SET TASK:
Of the lines in the entries below, state how many hold the word "JSON". Say nothing else.

Dataset records
start

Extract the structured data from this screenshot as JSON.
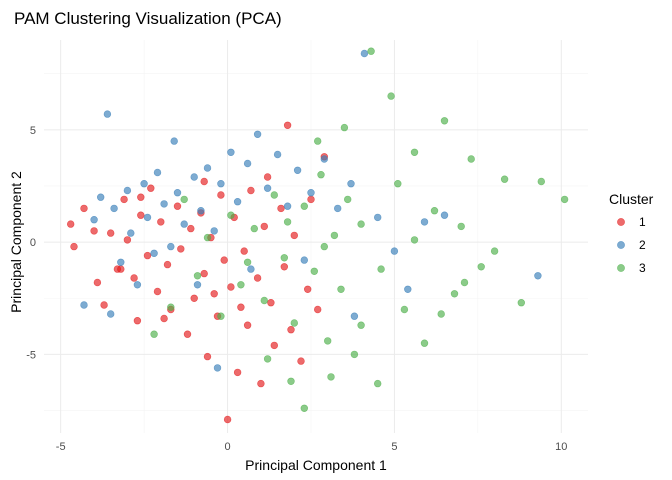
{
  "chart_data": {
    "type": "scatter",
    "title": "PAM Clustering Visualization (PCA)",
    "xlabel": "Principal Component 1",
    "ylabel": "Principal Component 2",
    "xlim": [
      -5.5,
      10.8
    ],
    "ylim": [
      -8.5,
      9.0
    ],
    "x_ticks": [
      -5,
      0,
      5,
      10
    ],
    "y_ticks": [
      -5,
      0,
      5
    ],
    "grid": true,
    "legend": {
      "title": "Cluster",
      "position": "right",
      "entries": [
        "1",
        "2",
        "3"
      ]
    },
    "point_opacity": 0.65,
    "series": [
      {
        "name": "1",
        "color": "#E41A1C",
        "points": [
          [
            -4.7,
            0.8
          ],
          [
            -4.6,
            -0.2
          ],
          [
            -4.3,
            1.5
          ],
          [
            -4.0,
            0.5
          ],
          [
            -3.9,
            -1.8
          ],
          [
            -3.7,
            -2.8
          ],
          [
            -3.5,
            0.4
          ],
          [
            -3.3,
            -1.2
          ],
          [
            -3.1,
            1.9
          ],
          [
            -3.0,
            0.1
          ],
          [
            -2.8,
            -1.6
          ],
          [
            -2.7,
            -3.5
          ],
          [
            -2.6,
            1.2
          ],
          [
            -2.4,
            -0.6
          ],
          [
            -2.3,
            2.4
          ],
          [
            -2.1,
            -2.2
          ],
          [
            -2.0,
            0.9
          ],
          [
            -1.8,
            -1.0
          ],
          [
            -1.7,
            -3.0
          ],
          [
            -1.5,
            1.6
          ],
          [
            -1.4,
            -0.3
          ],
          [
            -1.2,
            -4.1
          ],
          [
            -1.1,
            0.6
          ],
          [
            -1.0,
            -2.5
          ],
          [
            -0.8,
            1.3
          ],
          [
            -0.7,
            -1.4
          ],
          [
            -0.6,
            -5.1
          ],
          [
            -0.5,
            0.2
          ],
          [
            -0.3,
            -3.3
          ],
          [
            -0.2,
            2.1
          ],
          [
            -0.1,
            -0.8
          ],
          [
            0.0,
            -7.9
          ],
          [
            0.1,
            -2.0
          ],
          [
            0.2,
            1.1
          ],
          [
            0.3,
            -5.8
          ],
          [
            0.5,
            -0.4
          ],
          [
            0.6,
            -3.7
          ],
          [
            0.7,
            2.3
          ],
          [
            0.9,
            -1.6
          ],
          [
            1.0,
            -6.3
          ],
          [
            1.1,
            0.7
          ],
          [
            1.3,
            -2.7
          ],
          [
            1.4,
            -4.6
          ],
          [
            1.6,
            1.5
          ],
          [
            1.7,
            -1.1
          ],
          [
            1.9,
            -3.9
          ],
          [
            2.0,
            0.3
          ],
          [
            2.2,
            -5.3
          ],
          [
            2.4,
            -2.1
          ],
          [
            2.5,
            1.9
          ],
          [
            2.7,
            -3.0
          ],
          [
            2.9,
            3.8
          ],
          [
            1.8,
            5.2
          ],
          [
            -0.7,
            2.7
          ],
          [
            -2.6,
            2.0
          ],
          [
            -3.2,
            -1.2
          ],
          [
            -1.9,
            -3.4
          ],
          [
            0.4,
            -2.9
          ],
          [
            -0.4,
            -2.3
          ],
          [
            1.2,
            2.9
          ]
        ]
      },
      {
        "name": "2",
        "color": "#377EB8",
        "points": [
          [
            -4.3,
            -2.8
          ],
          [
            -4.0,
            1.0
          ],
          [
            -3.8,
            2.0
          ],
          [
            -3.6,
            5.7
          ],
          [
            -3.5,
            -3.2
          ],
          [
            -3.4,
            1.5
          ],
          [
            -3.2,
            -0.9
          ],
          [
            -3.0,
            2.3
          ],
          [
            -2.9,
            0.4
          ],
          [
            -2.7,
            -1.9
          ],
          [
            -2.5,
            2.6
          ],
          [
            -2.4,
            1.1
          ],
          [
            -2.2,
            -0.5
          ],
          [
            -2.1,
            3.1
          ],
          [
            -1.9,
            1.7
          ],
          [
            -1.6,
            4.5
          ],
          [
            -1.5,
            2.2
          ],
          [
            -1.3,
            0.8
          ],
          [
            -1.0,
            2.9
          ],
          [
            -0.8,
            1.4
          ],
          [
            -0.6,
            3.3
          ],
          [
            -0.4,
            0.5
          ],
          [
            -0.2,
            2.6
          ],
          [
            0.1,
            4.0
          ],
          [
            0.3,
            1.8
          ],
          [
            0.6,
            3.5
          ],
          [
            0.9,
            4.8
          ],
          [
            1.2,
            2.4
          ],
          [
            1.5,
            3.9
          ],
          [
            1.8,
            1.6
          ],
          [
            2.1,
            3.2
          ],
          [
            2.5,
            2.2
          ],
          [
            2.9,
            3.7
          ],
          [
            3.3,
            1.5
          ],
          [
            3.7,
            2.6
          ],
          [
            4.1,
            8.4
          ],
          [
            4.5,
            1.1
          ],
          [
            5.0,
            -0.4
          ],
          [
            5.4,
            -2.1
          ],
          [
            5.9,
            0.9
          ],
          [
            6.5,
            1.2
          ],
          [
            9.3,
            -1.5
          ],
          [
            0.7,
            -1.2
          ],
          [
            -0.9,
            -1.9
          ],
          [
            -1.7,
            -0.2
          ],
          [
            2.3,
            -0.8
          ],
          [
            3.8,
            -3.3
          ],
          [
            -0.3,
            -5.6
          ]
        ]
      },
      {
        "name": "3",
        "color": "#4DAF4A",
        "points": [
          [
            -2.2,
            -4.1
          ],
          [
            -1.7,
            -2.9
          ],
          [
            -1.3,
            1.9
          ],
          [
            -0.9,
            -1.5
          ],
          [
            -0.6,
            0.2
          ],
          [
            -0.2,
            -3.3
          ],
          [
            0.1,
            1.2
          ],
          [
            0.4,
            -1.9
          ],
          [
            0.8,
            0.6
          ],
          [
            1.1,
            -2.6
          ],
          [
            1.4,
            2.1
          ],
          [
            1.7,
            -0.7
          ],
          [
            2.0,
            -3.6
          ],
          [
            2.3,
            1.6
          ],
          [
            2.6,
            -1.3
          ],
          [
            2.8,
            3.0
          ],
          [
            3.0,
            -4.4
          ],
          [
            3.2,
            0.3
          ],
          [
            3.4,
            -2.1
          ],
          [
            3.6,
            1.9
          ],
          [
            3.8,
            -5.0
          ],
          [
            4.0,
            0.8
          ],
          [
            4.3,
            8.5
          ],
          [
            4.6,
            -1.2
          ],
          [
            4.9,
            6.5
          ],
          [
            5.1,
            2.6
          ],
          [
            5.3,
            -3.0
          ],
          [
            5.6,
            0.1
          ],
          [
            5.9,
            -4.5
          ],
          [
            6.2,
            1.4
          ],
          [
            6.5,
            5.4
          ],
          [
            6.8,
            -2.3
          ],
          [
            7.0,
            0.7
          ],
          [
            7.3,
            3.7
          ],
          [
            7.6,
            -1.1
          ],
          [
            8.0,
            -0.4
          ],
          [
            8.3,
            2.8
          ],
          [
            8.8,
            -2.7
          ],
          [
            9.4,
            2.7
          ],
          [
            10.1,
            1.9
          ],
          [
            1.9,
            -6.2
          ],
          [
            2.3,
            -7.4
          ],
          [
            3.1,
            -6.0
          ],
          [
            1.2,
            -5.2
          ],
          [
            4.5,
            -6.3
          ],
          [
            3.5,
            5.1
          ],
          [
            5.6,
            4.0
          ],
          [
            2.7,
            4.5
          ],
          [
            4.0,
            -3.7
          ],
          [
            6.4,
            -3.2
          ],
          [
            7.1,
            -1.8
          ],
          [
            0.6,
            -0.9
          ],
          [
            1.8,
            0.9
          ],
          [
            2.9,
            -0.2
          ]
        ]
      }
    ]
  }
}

end
start

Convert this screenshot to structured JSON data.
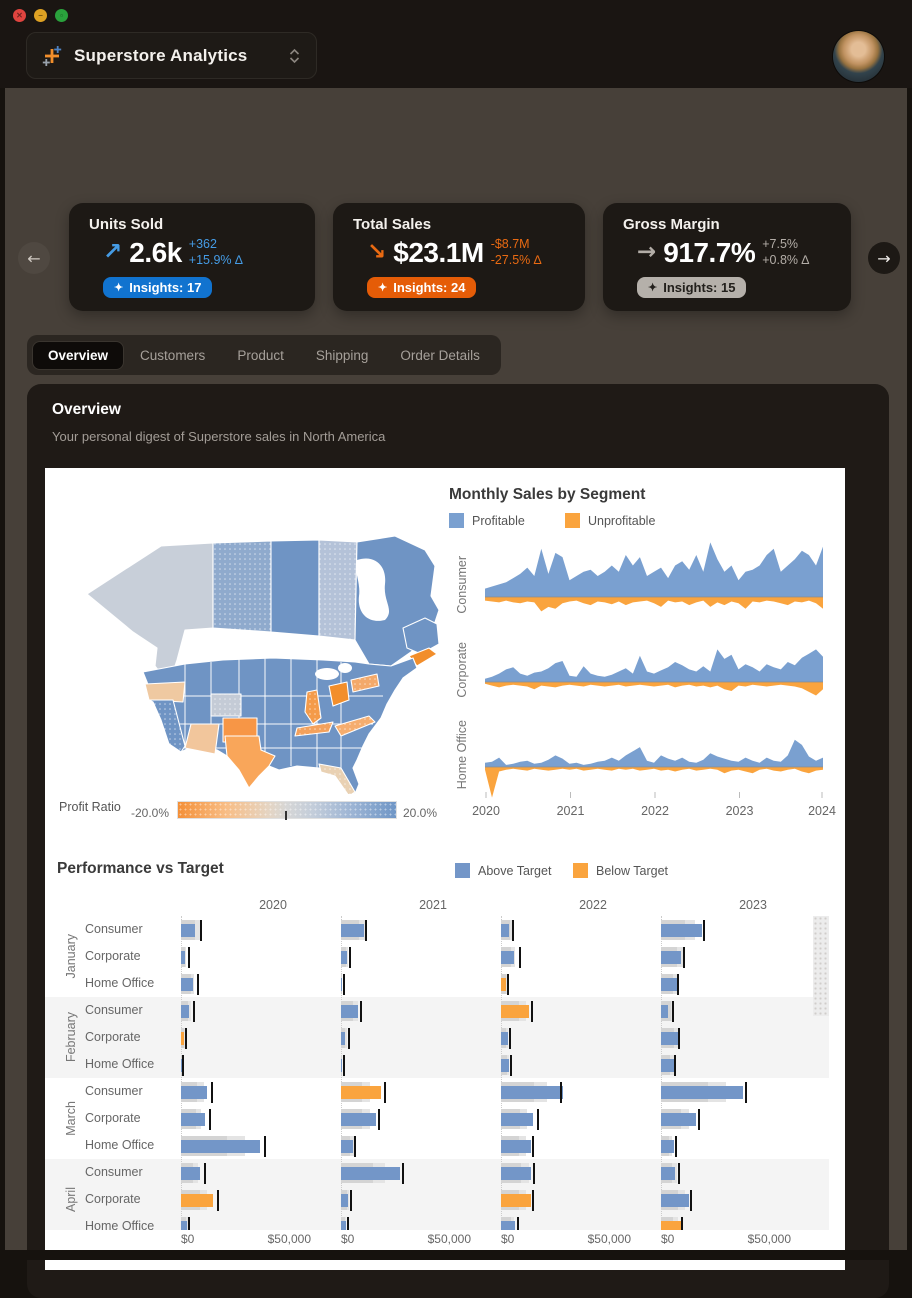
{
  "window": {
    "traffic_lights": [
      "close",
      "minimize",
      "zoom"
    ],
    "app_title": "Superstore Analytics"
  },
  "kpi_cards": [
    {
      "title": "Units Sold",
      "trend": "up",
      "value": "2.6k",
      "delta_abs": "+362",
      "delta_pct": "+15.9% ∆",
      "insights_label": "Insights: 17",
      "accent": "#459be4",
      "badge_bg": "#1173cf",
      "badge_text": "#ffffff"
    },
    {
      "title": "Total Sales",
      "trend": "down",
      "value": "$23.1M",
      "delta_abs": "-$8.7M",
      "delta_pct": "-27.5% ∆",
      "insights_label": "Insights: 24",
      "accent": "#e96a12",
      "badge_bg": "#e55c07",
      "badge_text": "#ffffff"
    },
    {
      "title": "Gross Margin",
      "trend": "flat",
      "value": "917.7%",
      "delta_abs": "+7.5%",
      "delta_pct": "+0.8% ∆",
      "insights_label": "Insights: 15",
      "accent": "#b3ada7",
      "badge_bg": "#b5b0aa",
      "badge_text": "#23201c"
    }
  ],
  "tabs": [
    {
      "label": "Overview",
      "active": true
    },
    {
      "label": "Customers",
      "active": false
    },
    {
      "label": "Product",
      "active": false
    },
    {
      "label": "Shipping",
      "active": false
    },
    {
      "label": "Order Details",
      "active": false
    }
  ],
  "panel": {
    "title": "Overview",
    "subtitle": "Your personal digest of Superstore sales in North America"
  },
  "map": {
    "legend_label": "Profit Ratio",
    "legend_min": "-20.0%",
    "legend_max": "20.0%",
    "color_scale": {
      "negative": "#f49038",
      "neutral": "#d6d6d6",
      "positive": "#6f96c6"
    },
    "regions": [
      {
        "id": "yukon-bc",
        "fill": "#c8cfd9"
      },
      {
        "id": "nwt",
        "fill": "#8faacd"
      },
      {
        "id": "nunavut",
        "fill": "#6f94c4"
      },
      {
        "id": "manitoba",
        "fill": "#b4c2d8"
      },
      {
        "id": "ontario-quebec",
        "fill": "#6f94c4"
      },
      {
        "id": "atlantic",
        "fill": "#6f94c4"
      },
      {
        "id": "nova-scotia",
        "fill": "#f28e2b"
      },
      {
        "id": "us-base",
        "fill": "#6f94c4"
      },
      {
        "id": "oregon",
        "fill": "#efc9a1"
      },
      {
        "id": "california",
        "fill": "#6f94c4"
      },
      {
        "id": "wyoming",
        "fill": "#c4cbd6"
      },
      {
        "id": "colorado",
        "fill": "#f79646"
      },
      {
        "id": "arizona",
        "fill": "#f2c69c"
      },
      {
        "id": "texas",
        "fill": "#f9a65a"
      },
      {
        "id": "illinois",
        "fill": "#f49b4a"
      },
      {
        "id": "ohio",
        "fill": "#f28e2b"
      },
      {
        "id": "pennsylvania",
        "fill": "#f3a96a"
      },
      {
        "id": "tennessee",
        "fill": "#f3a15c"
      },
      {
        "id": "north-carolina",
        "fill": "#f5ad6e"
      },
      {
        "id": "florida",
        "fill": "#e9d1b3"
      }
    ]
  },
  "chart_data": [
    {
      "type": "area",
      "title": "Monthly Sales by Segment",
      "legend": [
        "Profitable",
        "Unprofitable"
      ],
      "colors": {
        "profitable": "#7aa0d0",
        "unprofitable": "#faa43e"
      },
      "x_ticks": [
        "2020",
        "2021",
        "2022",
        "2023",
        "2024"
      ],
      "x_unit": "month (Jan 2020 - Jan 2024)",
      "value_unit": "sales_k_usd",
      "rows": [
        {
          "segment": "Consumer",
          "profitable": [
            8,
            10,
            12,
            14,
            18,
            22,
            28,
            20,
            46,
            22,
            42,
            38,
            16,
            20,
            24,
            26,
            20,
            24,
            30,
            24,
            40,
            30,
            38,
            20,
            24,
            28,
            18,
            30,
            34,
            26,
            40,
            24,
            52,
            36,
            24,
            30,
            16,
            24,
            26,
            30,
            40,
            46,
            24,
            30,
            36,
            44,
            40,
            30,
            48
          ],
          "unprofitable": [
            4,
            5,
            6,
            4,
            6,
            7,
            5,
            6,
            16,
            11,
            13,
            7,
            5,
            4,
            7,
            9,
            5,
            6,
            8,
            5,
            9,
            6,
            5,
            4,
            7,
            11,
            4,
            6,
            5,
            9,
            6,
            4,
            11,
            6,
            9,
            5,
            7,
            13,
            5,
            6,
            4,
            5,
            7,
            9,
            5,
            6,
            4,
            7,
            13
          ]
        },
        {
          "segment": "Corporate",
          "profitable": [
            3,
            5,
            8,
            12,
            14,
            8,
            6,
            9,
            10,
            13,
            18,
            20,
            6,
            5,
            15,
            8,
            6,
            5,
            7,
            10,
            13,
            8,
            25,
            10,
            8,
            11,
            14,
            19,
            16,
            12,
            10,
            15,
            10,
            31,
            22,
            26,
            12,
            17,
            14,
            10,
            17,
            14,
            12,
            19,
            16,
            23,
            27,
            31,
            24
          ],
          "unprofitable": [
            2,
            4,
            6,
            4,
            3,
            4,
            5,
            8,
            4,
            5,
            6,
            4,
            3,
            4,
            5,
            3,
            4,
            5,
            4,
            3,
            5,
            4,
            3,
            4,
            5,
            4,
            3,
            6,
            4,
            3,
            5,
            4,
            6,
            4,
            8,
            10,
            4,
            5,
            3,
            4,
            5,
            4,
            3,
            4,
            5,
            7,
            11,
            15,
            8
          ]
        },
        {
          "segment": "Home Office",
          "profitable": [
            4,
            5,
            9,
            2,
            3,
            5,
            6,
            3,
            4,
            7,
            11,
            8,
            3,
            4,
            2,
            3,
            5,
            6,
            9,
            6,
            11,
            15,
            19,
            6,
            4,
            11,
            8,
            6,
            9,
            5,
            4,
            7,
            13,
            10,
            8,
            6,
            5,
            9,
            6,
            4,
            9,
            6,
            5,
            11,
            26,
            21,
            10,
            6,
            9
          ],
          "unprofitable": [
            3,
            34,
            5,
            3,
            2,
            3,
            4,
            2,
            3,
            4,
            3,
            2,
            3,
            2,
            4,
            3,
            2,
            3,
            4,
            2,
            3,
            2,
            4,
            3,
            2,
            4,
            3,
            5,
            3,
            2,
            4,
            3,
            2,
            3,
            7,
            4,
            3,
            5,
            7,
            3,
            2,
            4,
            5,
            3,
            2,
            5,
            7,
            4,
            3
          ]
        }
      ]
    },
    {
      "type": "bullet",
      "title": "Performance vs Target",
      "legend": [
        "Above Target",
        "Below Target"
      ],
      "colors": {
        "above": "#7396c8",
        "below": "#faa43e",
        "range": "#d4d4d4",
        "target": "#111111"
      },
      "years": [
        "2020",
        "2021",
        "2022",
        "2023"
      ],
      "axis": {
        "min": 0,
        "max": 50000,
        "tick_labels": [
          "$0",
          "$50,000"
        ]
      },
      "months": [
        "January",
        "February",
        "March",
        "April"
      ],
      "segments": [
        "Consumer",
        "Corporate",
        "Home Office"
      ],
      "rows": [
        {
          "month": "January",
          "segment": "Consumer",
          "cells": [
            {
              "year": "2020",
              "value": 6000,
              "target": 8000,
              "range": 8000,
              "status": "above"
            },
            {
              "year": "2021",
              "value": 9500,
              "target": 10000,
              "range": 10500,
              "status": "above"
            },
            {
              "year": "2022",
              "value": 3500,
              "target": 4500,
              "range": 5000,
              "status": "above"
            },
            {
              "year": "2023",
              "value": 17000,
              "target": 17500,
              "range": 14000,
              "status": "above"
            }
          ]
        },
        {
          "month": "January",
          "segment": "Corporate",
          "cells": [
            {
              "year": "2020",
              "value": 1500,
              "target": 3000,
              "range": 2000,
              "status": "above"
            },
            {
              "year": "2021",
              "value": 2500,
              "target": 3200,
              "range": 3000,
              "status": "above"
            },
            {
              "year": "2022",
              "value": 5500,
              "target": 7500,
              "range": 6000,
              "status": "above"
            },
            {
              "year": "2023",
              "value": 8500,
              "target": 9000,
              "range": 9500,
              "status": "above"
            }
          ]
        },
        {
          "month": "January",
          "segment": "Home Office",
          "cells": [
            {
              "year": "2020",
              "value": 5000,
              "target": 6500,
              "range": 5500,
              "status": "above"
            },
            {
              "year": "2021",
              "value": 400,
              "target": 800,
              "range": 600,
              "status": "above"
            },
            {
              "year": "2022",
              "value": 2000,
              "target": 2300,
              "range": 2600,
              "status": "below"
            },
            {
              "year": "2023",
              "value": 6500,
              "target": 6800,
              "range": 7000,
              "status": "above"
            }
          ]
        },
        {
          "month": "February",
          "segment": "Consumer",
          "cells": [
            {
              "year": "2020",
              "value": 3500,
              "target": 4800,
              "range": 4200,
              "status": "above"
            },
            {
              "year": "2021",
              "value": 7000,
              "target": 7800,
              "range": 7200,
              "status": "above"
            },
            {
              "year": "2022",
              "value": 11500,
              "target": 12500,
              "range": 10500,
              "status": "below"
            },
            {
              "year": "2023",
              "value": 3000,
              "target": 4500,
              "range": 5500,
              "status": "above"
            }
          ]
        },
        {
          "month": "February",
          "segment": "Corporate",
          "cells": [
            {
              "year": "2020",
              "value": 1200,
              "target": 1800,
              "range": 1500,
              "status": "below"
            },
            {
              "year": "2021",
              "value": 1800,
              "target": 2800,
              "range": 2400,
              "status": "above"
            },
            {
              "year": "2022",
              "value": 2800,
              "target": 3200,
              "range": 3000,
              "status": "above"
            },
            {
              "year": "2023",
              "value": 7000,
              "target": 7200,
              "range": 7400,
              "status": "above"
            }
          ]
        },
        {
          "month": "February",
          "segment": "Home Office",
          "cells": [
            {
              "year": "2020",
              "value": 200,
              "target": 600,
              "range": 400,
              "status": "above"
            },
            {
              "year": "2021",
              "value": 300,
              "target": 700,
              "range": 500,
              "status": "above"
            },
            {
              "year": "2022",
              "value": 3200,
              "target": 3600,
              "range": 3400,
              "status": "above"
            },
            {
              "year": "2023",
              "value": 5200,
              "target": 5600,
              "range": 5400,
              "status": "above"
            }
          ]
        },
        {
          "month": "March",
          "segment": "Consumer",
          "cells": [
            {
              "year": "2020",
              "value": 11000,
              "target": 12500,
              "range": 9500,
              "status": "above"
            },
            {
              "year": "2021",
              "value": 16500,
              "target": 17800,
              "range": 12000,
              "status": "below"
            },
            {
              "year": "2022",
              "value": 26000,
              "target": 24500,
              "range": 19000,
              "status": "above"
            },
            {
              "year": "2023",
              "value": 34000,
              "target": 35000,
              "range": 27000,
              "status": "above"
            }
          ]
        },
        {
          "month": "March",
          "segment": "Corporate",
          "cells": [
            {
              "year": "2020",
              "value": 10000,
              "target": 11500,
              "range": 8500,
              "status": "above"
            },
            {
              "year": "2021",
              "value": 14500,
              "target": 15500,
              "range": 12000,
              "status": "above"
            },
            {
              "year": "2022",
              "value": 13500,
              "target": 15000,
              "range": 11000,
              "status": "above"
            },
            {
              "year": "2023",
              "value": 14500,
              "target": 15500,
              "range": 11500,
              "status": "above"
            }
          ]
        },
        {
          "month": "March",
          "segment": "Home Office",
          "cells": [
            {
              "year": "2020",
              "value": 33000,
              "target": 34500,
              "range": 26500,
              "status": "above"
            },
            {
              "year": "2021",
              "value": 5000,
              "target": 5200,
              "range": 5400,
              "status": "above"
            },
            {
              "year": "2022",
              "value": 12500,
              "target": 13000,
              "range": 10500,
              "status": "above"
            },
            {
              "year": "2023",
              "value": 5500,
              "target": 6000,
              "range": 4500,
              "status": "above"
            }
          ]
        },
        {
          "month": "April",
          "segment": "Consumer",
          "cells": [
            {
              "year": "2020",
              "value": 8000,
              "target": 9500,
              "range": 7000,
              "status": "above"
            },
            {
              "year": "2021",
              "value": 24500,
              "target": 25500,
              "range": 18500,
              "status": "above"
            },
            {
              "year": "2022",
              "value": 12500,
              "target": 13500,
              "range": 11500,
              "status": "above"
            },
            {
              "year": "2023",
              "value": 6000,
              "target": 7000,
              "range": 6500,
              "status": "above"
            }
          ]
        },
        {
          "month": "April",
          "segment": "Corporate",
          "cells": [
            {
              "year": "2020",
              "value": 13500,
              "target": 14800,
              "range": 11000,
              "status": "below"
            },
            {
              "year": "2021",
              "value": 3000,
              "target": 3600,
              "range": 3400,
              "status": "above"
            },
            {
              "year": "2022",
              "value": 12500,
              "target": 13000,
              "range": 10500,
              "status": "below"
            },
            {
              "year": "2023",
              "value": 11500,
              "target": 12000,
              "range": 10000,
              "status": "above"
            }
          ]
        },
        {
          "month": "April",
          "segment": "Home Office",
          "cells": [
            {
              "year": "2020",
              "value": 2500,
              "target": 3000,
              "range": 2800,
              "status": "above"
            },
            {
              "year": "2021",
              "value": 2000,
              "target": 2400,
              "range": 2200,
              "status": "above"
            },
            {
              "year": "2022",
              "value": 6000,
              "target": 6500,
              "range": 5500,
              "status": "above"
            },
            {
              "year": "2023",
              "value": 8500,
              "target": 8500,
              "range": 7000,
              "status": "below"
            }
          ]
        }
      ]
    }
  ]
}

end

REPLY:
2